■ AIM: Transcribe each record below word for word.

■ INPUT RECORDS:
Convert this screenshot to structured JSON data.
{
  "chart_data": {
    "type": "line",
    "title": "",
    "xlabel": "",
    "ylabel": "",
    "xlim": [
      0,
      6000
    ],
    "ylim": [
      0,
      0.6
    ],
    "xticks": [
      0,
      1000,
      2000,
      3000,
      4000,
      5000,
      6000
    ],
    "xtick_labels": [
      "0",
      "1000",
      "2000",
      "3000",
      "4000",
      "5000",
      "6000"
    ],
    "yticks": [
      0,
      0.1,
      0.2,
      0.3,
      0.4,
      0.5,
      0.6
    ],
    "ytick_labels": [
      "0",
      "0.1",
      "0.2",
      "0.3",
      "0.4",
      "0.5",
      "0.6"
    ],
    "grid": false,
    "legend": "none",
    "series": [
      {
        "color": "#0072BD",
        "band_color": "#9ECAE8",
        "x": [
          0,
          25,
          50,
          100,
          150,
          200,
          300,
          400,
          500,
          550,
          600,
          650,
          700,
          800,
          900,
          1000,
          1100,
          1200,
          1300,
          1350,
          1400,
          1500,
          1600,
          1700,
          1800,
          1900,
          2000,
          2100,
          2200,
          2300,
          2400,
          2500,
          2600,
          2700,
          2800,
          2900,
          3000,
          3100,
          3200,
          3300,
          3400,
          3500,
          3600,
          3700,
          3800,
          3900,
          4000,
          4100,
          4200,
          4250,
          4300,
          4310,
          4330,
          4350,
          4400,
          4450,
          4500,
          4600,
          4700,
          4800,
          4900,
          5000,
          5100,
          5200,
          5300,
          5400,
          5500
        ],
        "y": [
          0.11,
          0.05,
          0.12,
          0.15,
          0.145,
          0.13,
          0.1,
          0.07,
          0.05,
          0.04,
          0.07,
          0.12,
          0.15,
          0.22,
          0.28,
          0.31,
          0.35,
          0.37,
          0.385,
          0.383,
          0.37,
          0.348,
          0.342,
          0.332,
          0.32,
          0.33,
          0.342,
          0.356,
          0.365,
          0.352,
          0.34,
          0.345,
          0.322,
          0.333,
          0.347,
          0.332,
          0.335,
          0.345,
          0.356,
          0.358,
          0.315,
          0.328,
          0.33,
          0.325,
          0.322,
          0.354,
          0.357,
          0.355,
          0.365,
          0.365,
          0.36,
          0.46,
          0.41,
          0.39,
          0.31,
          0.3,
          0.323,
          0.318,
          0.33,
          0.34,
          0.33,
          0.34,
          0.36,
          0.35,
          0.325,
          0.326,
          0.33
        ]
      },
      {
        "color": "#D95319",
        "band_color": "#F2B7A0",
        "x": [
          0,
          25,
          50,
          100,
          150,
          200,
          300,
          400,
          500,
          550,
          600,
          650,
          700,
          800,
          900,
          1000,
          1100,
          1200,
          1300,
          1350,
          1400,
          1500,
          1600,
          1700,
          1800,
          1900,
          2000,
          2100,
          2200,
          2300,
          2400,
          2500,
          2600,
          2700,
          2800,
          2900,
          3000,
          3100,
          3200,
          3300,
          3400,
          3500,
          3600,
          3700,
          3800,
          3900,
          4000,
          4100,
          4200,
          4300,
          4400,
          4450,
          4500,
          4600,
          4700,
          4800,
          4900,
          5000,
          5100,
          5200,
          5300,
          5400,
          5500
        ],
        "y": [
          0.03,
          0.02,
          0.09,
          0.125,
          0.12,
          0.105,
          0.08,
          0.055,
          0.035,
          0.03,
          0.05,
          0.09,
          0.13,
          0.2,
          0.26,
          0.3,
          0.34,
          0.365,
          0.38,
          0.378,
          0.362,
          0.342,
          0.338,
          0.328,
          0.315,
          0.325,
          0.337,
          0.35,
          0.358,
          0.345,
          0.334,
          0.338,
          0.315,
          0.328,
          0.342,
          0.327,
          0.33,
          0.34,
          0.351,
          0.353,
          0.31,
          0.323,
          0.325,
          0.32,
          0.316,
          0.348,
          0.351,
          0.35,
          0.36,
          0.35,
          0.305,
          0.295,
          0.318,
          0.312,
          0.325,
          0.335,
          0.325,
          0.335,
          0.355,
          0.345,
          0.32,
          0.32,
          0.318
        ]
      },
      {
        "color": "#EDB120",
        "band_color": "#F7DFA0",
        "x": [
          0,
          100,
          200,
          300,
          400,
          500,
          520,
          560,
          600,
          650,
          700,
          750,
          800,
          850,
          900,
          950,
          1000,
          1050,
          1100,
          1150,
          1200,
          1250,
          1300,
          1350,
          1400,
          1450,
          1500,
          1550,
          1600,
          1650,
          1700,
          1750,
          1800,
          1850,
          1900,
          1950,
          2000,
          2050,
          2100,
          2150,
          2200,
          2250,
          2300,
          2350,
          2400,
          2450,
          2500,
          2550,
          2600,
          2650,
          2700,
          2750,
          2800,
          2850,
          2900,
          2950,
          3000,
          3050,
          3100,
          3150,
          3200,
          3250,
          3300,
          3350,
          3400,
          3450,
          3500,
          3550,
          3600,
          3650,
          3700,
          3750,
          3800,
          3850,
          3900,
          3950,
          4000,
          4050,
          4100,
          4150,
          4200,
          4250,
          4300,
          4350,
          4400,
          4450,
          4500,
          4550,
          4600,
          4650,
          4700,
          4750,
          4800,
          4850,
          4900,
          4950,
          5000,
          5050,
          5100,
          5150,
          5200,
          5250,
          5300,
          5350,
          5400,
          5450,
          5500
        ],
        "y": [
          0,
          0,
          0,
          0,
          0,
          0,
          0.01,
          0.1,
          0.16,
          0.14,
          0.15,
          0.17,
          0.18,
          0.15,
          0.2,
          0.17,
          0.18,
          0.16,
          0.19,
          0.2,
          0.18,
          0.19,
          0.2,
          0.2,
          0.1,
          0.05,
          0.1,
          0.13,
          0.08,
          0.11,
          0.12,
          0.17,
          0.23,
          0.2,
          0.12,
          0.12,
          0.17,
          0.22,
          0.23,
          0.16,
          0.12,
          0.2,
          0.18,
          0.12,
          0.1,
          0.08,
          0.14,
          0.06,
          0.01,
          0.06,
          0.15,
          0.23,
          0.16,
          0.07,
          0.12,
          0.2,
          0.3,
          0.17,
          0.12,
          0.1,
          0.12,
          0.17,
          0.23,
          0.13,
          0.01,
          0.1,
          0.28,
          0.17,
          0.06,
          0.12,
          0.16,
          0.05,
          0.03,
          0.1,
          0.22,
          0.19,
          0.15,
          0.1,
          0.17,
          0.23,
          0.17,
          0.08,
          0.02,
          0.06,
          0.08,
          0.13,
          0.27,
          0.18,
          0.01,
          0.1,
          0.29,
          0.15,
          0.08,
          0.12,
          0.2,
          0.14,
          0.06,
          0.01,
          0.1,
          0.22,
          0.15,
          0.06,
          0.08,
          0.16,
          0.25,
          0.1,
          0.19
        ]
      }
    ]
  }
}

■ WRITTEN REPLY:
Convert this screenshot to structured JSON data.
{
  "chart_data": {
    "type": "line",
    "title": "",
    "xlabel": "",
    "ylabel": "",
    "xlim": [
      0,
      6000
    ],
    "ylim": [
      0,
      0.6
    ],
    "xticks": [
      0,
      1000,
      2000,
      3000,
      4000,
      5000,
      6000
    ],
    "xtick_labels": [
      "0",
      "1000",
      "2000",
      "3000",
      "4000",
      "5000",
      "6000"
    ],
    "yticks": [
      0,
      0.1,
      0.2,
      0.3,
      0.4,
      0.5,
      0.6
    ],
    "ytick_labels": [
      "0",
      "0.1",
      "0.2",
      "0.3",
      "0.4",
      "0.5",
      "0.6"
    ],
    "grid": false,
    "legend": "none",
    "series": [
      {
        "color": "#0072BD",
        "band_color": "#9ECAE8",
        "x": [
          0,
          25,
          50,
          100,
          150,
          200,
          300,
          400,
          500,
          550,
          600,
          650,
          700,
          800,
          900,
          1000,
          1100,
          1200,
          1300,
          1350,
          1400,
          1500,
          1600,
          1700,
          1800,
          1900,
          2000,
          2100,
          2200,
          2300,
          2400,
          2500,
          2600,
          2700,
          2800,
          2900,
          3000,
          3100,
          3200,
          3300,
          3400,
          3500,
          3600,
          3700,
          3800,
          3900,
          4000,
          4100,
          4200,
          4250,
          4300,
          4310,
          4330,
          4350,
          4400,
          4450,
          4500,
          4600,
          4700,
          4800,
          4900,
          5000,
          5100,
          5200,
          5300,
          5400,
          5500
        ],
        "y": [
          0.11,
          0.05,
          0.12,
          0.15,
          0.145,
          0.13,
          0.1,
          0.07,
          0.05,
          0.04,
          0.07,
          0.12,
          0.15,
          0.22,
          0.28,
          0.31,
          0.35,
          0.37,
          0.385,
          0.383,
          0.37,
          0.348,
          0.342,
          0.332,
          0.32,
          0.33,
          0.342,
          0.356,
          0.365,
          0.352,
          0.34,
          0.345,
          0.322,
          0.333,
          0.347,
          0.332,
          0.335,
          0.345,
          0.356,
          0.358,
          0.315,
          0.328,
          0.33,
          0.325,
          0.322,
          0.354,
          0.357,
          0.355,
          0.365,
          0.365,
          0.36,
          0.46,
          0.41,
          0.39,
          0.31,
          0.3,
          0.323,
          0.318,
          0.33,
          0.34,
          0.33,
          0.34,
          0.36,
          0.35,
          0.325,
          0.326,
          0.33
        ]
      },
      {
        "color": "#D95319",
        "band_color": "#F2B7A0",
        "x": [
          0,
          25,
          50,
          100,
          150,
          200,
          300,
          400,
          500,
          550,
          600,
          650,
          700,
          800,
          900,
          1000,
          1100,
          1200,
          1300,
          1350,
          1400,
          1500,
          1600,
          1700,
          1800,
          1900,
          2000,
          2100,
          2200,
          2300,
          2400,
          2500,
          2600,
          2700,
          2800,
          2900,
          3000,
          3100,
          3200,
          3300,
          3400,
          3500,
          3600,
          3700,
          3800,
          3900,
          4000,
          4100,
          4200,
          4300,
          4400,
          4450,
          4500,
          4600,
          4700,
          4800,
          4900,
          5000,
          5100,
          5200,
          5300,
          5400,
          5500
        ],
        "y": [
          0.03,
          0.02,
          0.09,
          0.125,
          0.12,
          0.105,
          0.08,
          0.055,
          0.035,
          0.03,
          0.05,
          0.09,
          0.13,
          0.2,
          0.26,
          0.3,
          0.34,
          0.365,
          0.38,
          0.378,
          0.362,
          0.342,
          0.338,
          0.328,
          0.315,
          0.325,
          0.337,
          0.35,
          0.358,
          0.345,
          0.334,
          0.338,
          0.315,
          0.328,
          0.342,
          0.327,
          0.33,
          0.34,
          0.351,
          0.353,
          0.31,
          0.323,
          0.325,
          0.32,
          0.316,
          0.348,
          0.351,
          0.35,
          0.36,
          0.35,
          0.305,
          0.295,
          0.318,
          0.312,
          0.325,
          0.335,
          0.325,
          0.335,
          0.355,
          0.345,
          0.32,
          0.32,
          0.318
        ]
      },
      {
        "color": "#EDB120",
        "band_color": "#F7DFA0",
        "x": [
          0,
          100,
          200,
          300,
          400,
          500,
          520,
          560,
          600,
          650,
          700,
          750,
          800,
          850,
          900,
          950,
          1000,
          1050,
          1100,
          1150,
          1200,
          1250,
          1300,
          1350,
          1400,
          1450,
          1500,
          1550,
          1600,
          1650,
          1700,
          1750,
          1800,
          1850,
          1900,
          1950,
          2000,
          2050,
          2100,
          2150,
          2200,
          2250,
          2300,
          2350,
          2400,
          2450,
          2500,
          2550,
          2600,
          2650,
          2700,
          2750,
          2800,
          2850,
          2900,
          2950,
          3000,
          3050,
          3100,
          3150,
          3200,
          3250,
          3300,
          3350,
          3400,
          3450,
          3500,
          3550,
          3600,
          3650,
          3700,
          3750,
          3800,
          3850,
          3900,
          3950,
          4000,
          4050,
          4100,
          4150,
          4200,
          4250,
          4300,
          4350,
          4400,
          4450,
          4500,
          4550,
          4600,
          4650,
          4700,
          4750,
          4800,
          4850,
          4900,
          4950,
          5000,
          5050,
          5100,
          5150,
          5200,
          5250,
          5300,
          5350,
          5400,
          5450,
          5500
        ],
        "y": [
          0,
          0,
          0,
          0,
          0,
          0,
          0.01,
          0.1,
          0.16,
          0.14,
          0.15,
          0.17,
          0.18,
          0.15,
          0.2,
          0.17,
          0.18,
          0.16,
          0.19,
          0.2,
          0.18,
          0.19,
          0.2,
          0.2,
          0.1,
          0.05,
          0.1,
          0.13,
          0.08,
          0.11,
          0.12,
          0.17,
          0.23,
          0.2,
          0.12,
          0.12,
          0.17,
          0.22,
          0.23,
          0.16,
          0.12,
          0.2,
          0.18,
          0.12,
          0.1,
          0.08,
          0.14,
          0.06,
          0.01,
          0.06,
          0.15,
          0.23,
          0.16,
          0.07,
          0.12,
          0.2,
          0.3,
          0.17,
          0.12,
          0.1,
          0.12,
          0.17,
          0.23,
          0.13,
          0.01,
          0.1,
          0.28,
          0.17,
          0.06,
          0.12,
          0.16,
          0.05,
          0.03,
          0.1,
          0.22,
          0.19,
          0.15,
          0.1,
          0.17,
          0.23,
          0.17,
          0.08,
          0.02,
          0.06,
          0.08,
          0.13,
          0.27,
          0.18,
          0.01,
          0.1,
          0.29,
          0.15,
          0.08,
          0.12,
          0.2,
          0.14,
          0.06,
          0.01,
          0.1,
          0.22,
          0.15,
          0.06,
          0.08,
          0.16,
          0.25,
          0.1,
          0.19
        ]
      }
    ]
  }
}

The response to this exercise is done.